• _RECORDS SHOWN_
····················
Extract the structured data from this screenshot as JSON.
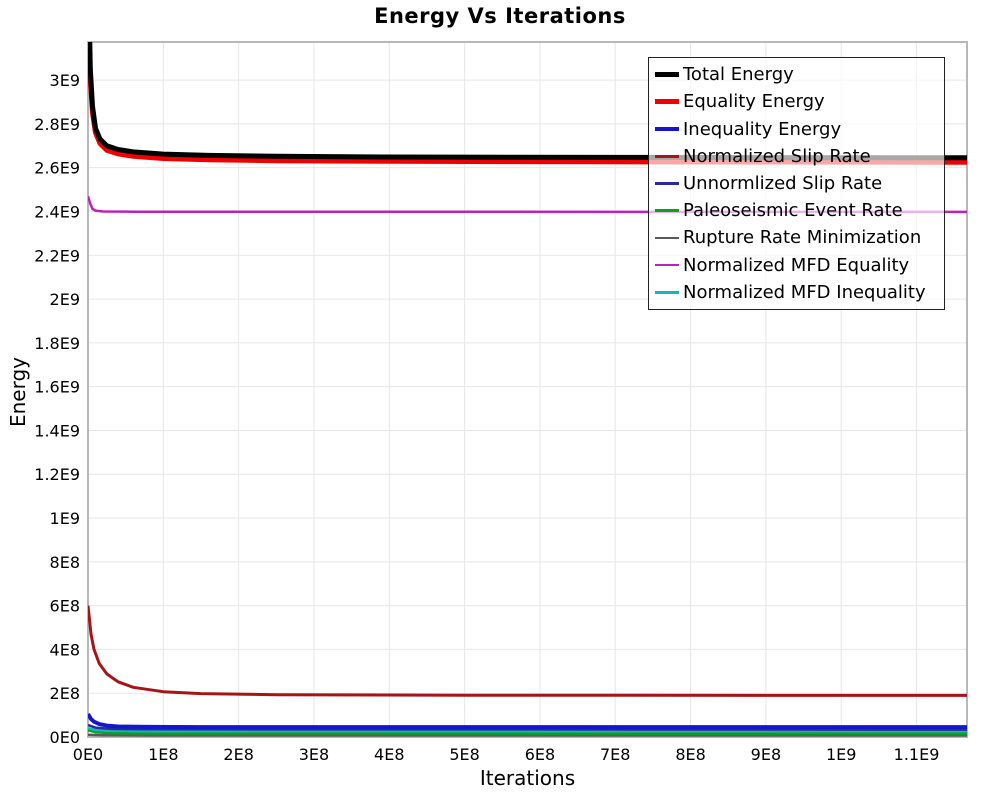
{
  "chart_data": {
    "type": "line",
    "title": "Energy Vs Iterations",
    "xlabel": "Iterations",
    "ylabel": "Energy",
    "xlim": [
      0,
      1167000000.0
    ],
    "ylim": [
      0,
      3174000000.0
    ],
    "grid": true,
    "legend_position": "top-right",
    "frame_color": "#b8b8b8",
    "grid_color": "#e7e7e7",
    "xticks": [
      {
        "v": 0,
        "label": "0E0"
      },
      {
        "v": 100000000.0,
        "label": "1E8"
      },
      {
        "v": 200000000.0,
        "label": "2E8"
      },
      {
        "v": 300000000.0,
        "label": "3E8"
      },
      {
        "v": 400000000.0,
        "label": "4E8"
      },
      {
        "v": 500000000.0,
        "label": "5E8"
      },
      {
        "v": 600000000.0,
        "label": "6E8"
      },
      {
        "v": 700000000.0,
        "label": "7E8"
      },
      {
        "v": 800000000.0,
        "label": "8E8"
      },
      {
        "v": 900000000.0,
        "label": "9E8"
      },
      {
        "v": 1000000000.0,
        "label": "1E9"
      },
      {
        "v": 1100000000.0,
        "label": "1.1E9"
      }
    ],
    "yticks": [
      {
        "v": 0,
        "label": "0E0"
      },
      {
        "v": 200000000.0,
        "label": "2E8"
      },
      {
        "v": 400000000.0,
        "label": "4E8"
      },
      {
        "v": 600000000.0,
        "label": "6E8"
      },
      {
        "v": 800000000.0,
        "label": "8E8"
      },
      {
        "v": 1000000000.0,
        "label": "1E9"
      },
      {
        "v": 1200000000.0,
        "label": "1.2E9"
      },
      {
        "v": 1400000000.0,
        "label": "1.4E9"
      },
      {
        "v": 1600000000.0,
        "label": "1.6E9"
      },
      {
        "v": 1800000000.0,
        "label": "1.8E9"
      },
      {
        "v": 2000000000.0,
        "label": "2E9"
      },
      {
        "v": 2200000000.0,
        "label": "2.2E9"
      },
      {
        "v": 2400000000.0,
        "label": "2.4E9"
      },
      {
        "v": 2600000000.0,
        "label": "2.6E9"
      },
      {
        "v": 2800000000.0,
        "label": "2.8E9"
      },
      {
        "v": 3000000000.0,
        "label": "3E9"
      }
    ],
    "draw_order": [
      6,
      5,
      8,
      4,
      2,
      3,
      7,
      1,
      0
    ],
    "series": [
      {
        "name": "Total Energy",
        "color": "#000000",
        "width": 5,
        "points": [
          [
            0,
            3600000000.0
          ],
          [
            3000000.0,
            3050000000.0
          ],
          [
            6000000.0,
            2880000000.0
          ],
          [
            10000000.0,
            2780000000.0
          ],
          [
            16000000.0,
            2730000000.0
          ],
          [
            25000000.0,
            2700000000.0
          ],
          [
            40000000.0,
            2683000000.0
          ],
          [
            60000000.0,
            2672000000.0
          ],
          [
            100000000.0,
            2662000000.0
          ],
          [
            160000000.0,
            2656000000.0
          ],
          [
            250000000.0,
            2652000000.0
          ],
          [
            400000000.0,
            2649000000.0
          ],
          [
            700000000.0,
            2647000000.0
          ],
          [
            1167000000.0,
            2645000000.0
          ]
        ]
      },
      {
        "name": "Equality Energy",
        "color": "#ee0000",
        "width": 5,
        "points": [
          [
            0,
            3550000000.0
          ],
          [
            3000000.0,
            3000000000.0
          ],
          [
            6000000.0,
            2850000000.0
          ],
          [
            10000000.0,
            2760000000.0
          ],
          [
            16000000.0,
            2710000000.0
          ],
          [
            25000000.0,
            2680000000.0
          ],
          [
            40000000.0,
            2663000000.0
          ],
          [
            60000000.0,
            2652000000.0
          ],
          [
            100000000.0,
            2642000000.0
          ],
          [
            160000000.0,
            2636000000.0
          ],
          [
            250000000.0,
            2632000000.0
          ],
          [
            400000000.0,
            2629000000.0
          ],
          [
            700000000.0,
            2627000000.0
          ],
          [
            1167000000.0,
            2625000000.0
          ]
        ]
      },
      {
        "name": "Inequality Energy",
        "color": "#1515cc",
        "width": 4,
        "points": [
          [
            0,
            105000000.0
          ],
          [
            4000000.0,
            82000000.0
          ],
          [
            8000000.0,
            70000000.0
          ],
          [
            15000000.0,
            59000000.0
          ],
          [
            25000000.0,
            52000000.0
          ],
          [
            40000000.0,
            48000000.0
          ],
          [
            80000000.0,
            46000000.0
          ],
          [
            150000000.0,
            45000000.0
          ],
          [
            1167000000.0,
            45000000.0
          ]
        ]
      },
      {
        "name": "Normalized Slip Rate",
        "color": "#a51515",
        "width": 3,
        "points": [
          [
            0,
            600000000.0
          ],
          [
            4000000.0,
            470000000.0
          ],
          [
            8000000.0,
            400000000.0
          ],
          [
            15000000.0,
            335000000.0
          ],
          [
            25000000.0,
            288000000.0
          ],
          [
            40000000.0,
            252000000.0
          ],
          [
            60000000.0,
            227000000.0
          ],
          [
            100000000.0,
            207000000.0
          ],
          [
            150000000.0,
            198000000.0
          ],
          [
            250000000.0,
            193000000.0
          ],
          [
            500000000.0,
            191000000.0
          ],
          [
            1167000000.0,
            190000000.0
          ]
        ]
      },
      {
        "name": "Unnormlized Slip Rate",
        "color": "#2a2a9e",
        "width": 2.5,
        "points": [
          [
            0,
            55000000.0
          ],
          [
            10000000.0,
            43000000.0
          ],
          [
            30000000.0,
            37000000.0
          ],
          [
            80000000.0,
            35000000.0
          ],
          [
            1167000000.0,
            34000000.0
          ]
        ]
      },
      {
        "name": "Paleoseismic Event Rate",
        "color": "#00a61b",
        "width": 2.5,
        "points": [
          [
            0,
            30000000.0
          ],
          [
            10000000.0,
            22000000.0
          ],
          [
            30000000.0,
            18000000.0
          ],
          [
            80000000.0,
            16500000.0
          ],
          [
            1167000000.0,
            16000000.0
          ]
        ]
      },
      {
        "name": "Rupture Rate Minimization",
        "color": "#5a5a5a",
        "width": 2.5,
        "points": [
          [
            0,
            10000000.0
          ],
          [
            20000000.0,
            8000000.0
          ],
          [
            80000000.0,
            7000000.0
          ],
          [
            1167000000.0,
            7000000.0
          ]
        ]
      },
      {
        "name": "Normalized MFD Equality",
        "color": "#bb22bb",
        "width": 2.5,
        "points": [
          [
            0,
            2470000000.0
          ],
          [
            3000000.0,
            2435000000.0
          ],
          [
            6000000.0,
            2412000000.0
          ],
          [
            10000000.0,
            2404000000.0
          ],
          [
            20000000.0,
            2400000000.0
          ],
          [
            60000000.0,
            2399000000.0
          ],
          [
            1167000000.0,
            2398000000.0
          ]
        ]
      },
      {
        "name": "Normalized MFD Inequality",
        "color": "#17b5b5",
        "width": 2.5,
        "points": [
          [
            0,
            40000000.0
          ],
          [
            10000000.0,
            32000000.0
          ],
          [
            30000000.0,
            28000000.0
          ],
          [
            80000000.0,
            26500000.0
          ],
          [
            1167000000.0,
            26000000.0
          ]
        ]
      }
    ]
  }
}
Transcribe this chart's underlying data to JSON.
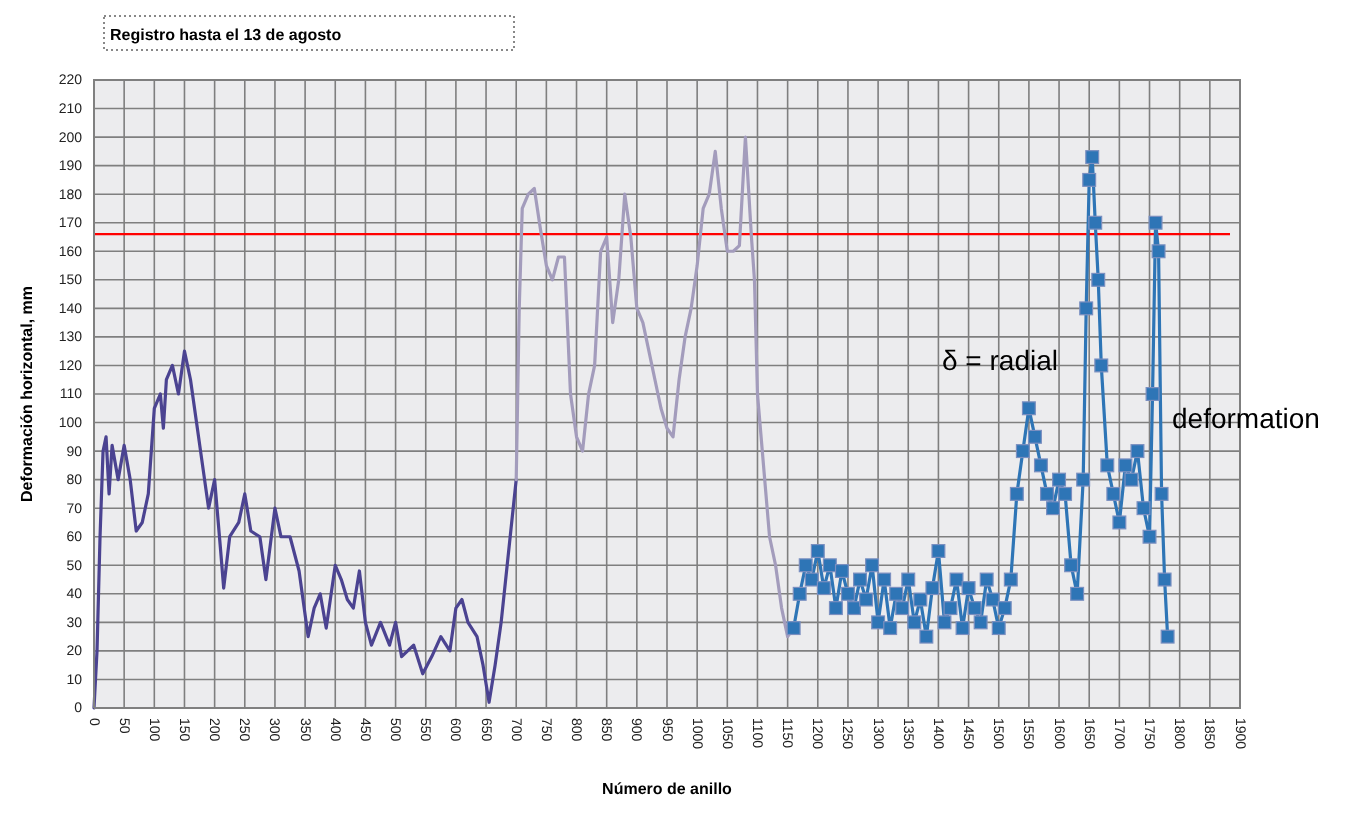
{
  "chart_data": {
    "type": "line",
    "title": "Registro hasta el  13 de  agosto",
    "xlabel": "Número de anillo",
    "ylabel": "Deformación horizontal,  mm",
    "xlim": [
      0,
      1900
    ],
    "xticks": [
      0,
      50,
      100,
      150,
      200,
      250,
      300,
      350,
      400,
      450,
      500,
      550,
      600,
      650,
      700,
      750,
      800,
      850,
      900,
      950,
      1000,
      1050,
      1100,
      1150,
      1200,
      1250,
      1300,
      1350,
      1400,
      1450,
      1500,
      1550,
      1600,
      1650,
      1700,
      1750,
      1800,
      1850,
      1900
    ],
    "ylim": [
      0,
      220
    ],
    "yticks": [
      0,
      10,
      20,
      30,
      40,
      50,
      60,
      70,
      80,
      90,
      100,
      110,
      120,
      130,
      140,
      150,
      160,
      170,
      180,
      190,
      200,
      210,
      220
    ],
    "grid": true,
    "line_style": "solid",
    "ref_lines": [
      {
        "axis": "y",
        "value": 166,
        "color": "#ff0000"
      }
    ],
    "annotations": [
      "δ = radial",
      "deformation"
    ],
    "series": [
      {
        "color": "#4b4391",
        "marker": "none",
        "x": [
          0,
          5,
          10,
          15,
          20,
          25,
          30,
          40,
          50,
          60,
          70,
          80,
          90,
          100,
          110,
          115,
          120,
          130,
          140,
          150,
          160,
          170,
          180,
          190,
          200,
          210,
          215,
          225,
          240,
          250,
          260,
          275,
          285,
          300,
          310,
          325,
          340,
          355,
          365,
          375,
          385,
          400,
          410,
          420,
          430,
          440,
          450,
          460,
          475,
          490,
          500,
          510,
          520,
          530,
          545,
          560,
          575,
          590,
          600,
          610,
          620,
          635,
          645,
          655,
          665,
          675,
          690,
          700
        ],
        "values": [
          0,
          20,
          60,
          90,
          95,
          75,
          92,
          80,
          92,
          80,
          62,
          65,
          75,
          105,
          110,
          98,
          115,
          120,
          110,
          125,
          115,
          100,
          85,
          70,
          80,
          55,
          42,
          60,
          65,
          75,
          62,
          60,
          45,
          70,
          60,
          60,
          48,
          25,
          35,
          40,
          28,
          50,
          45,
          38,
          35,
          48,
          30,
          22,
          30,
          22,
          30,
          18,
          20,
          22,
          12,
          18,
          25,
          20,
          35,
          38,
          30,
          25,
          15,
          2,
          15,
          30,
          60,
          80
        ]
      },
      {
        "color": "#a39cbc",
        "marker": "none",
        "x": [
          700,
          705,
          710,
          720,
          730,
          740,
          750,
          760,
          770,
          780,
          790,
          800,
          810,
          820,
          830,
          840,
          850,
          860,
          870,
          880,
          890,
          900,
          910,
          920,
          930,
          940,
          950,
          960,
          970,
          980,
          990,
          1000,
          1010,
          1020,
          1030,
          1040,
          1050,
          1060,
          1070,
          1080,
          1090,
          1095,
          1100,
          1110,
          1120,
          1130,
          1140,
          1150,
          1160
        ],
        "values": [
          80,
          140,
          175,
          180,
          182,
          168,
          155,
          150,
          158,
          158,
          110,
          95,
          90,
          110,
          120,
          160,
          165,
          135,
          150,
          180,
          165,
          140,
          135,
          125,
          115,
          105,
          98,
          95,
          115,
          130,
          140,
          155,
          175,
          180,
          195,
          175,
          160,
          160,
          162,
          200,
          165,
          150,
          110,
          85,
          60,
          50,
          35,
          25,
          28
        ]
      },
      {
        "color": "#2e75b6",
        "marker": "square",
        "x": [
          1160,
          1170,
          1180,
          1190,
          1200,
          1210,
          1220,
          1230,
          1240,
          1250,
          1260,
          1270,
          1280,
          1290,
          1300,
          1310,
          1320,
          1330,
          1340,
          1350,
          1360,
          1370,
          1380,
          1390,
          1400,
          1410,
          1420,
          1430,
          1440,
          1450,
          1460,
          1470,
          1480,
          1490,
          1500,
          1510,
          1520,
          1530,
          1540,
          1550,
          1560,
          1570,
          1580,
          1590,
          1600,
          1610,
          1620,
          1630,
          1640,
          1645,
          1650,
          1655,
          1660,
          1665,
          1670,
          1680,
          1690,
          1700,
          1710,
          1720,
          1730,
          1740,
          1750,
          1755,
          1760,
          1765,
          1770,
          1775,
          1780
        ],
        "values": [
          28,
          40,
          50,
          45,
          55,
          42,
          50,
          35,
          48,
          40,
          35,
          45,
          38,
          50,
          30,
          45,
          28,
          40,
          35,
          45,
          30,
          38,
          25,
          42,
          55,
          30,
          35,
          45,
          28,
          42,
          35,
          30,
          45,
          38,
          28,
          35,
          45,
          75,
          90,
          105,
          95,
          85,
          75,
          70,
          80,
          75,
          50,
          40,
          80,
          140,
          185,
          193,
          170,
          150,
          120,
          85,
          75,
          65,
          85,
          80,
          90,
          70,
          60,
          110,
          170,
          160,
          75,
          45,
          25
        ]
      }
    ]
  }
}
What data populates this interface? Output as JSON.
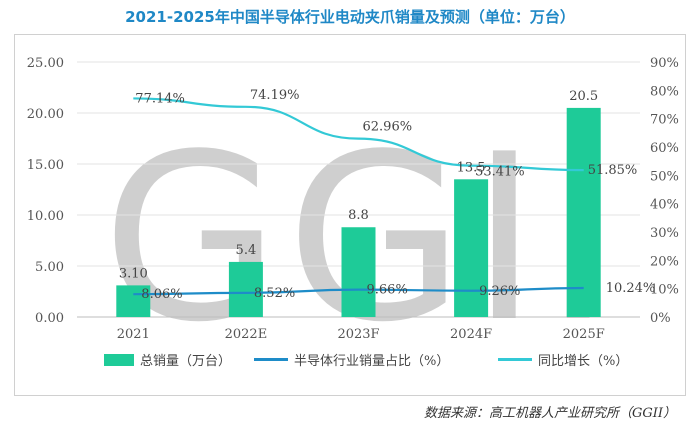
{
  "chart_data": {
    "type": "bar",
    "title": "2021-2025年中国半导体行业电动夹爪销量及预测（单位：万台）",
    "categories": [
      "2021",
      "2022E",
      "2023F",
      "2024F",
      "2025F"
    ],
    "series": [
      {
        "name": "总销量（万台）",
        "kind": "bar",
        "axis": "left",
        "values": [
          3.1,
          5.4,
          8.8,
          13.5,
          20.5
        ],
        "labels": [
          "3.10",
          "5.4",
          "8.8",
          "13.5",
          "20.5"
        ],
        "color": "#1ecb98"
      },
      {
        "name": "半导体行业销量占比（%）",
        "kind": "line",
        "axis": "right",
        "values": [
          8.06,
          8.52,
          9.66,
          9.26,
          10.24
        ],
        "labels": [
          "8.06%",
          "8.52%",
          "9.66%",
          "9.26%",
          "10.24%"
        ],
        "color": "#1e8cc8"
      },
      {
        "name": "同比增长（%）",
        "kind": "line",
        "axis": "right",
        "values": [
          77.14,
          74.19,
          62.96,
          53.41,
          51.85
        ],
        "labels": [
          "77.14%",
          "74.19%",
          "62.96%",
          "53.41%",
          "51.85%"
        ],
        "color": "#33c9d6"
      }
    ],
    "y_left": {
      "ylim": [
        0,
        25
      ],
      "ticks": [
        "0.00",
        "5.00",
        "10.00",
        "15.00",
        "20.00",
        "25.00"
      ]
    },
    "y_right": {
      "ylim": [
        0,
        90
      ],
      "ticks": [
        "0%",
        "10%",
        "20%",
        "30%",
        "40%",
        "50%",
        "60%",
        "70%",
        "80%",
        "90%"
      ]
    },
    "grid": true,
    "legend_position": "bottom",
    "watermark": "GGII"
  },
  "source": "数据来源：高工机器人产业研究所（GGII）"
}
····················
• _TASK DESCRIPTION_
Working from the entries above, return all lines that contain "Slip".

• _EXPECTED ANSWER_
        "name": "Normalized Slip Rate",
        "name": "Unnormlized Slip Rate",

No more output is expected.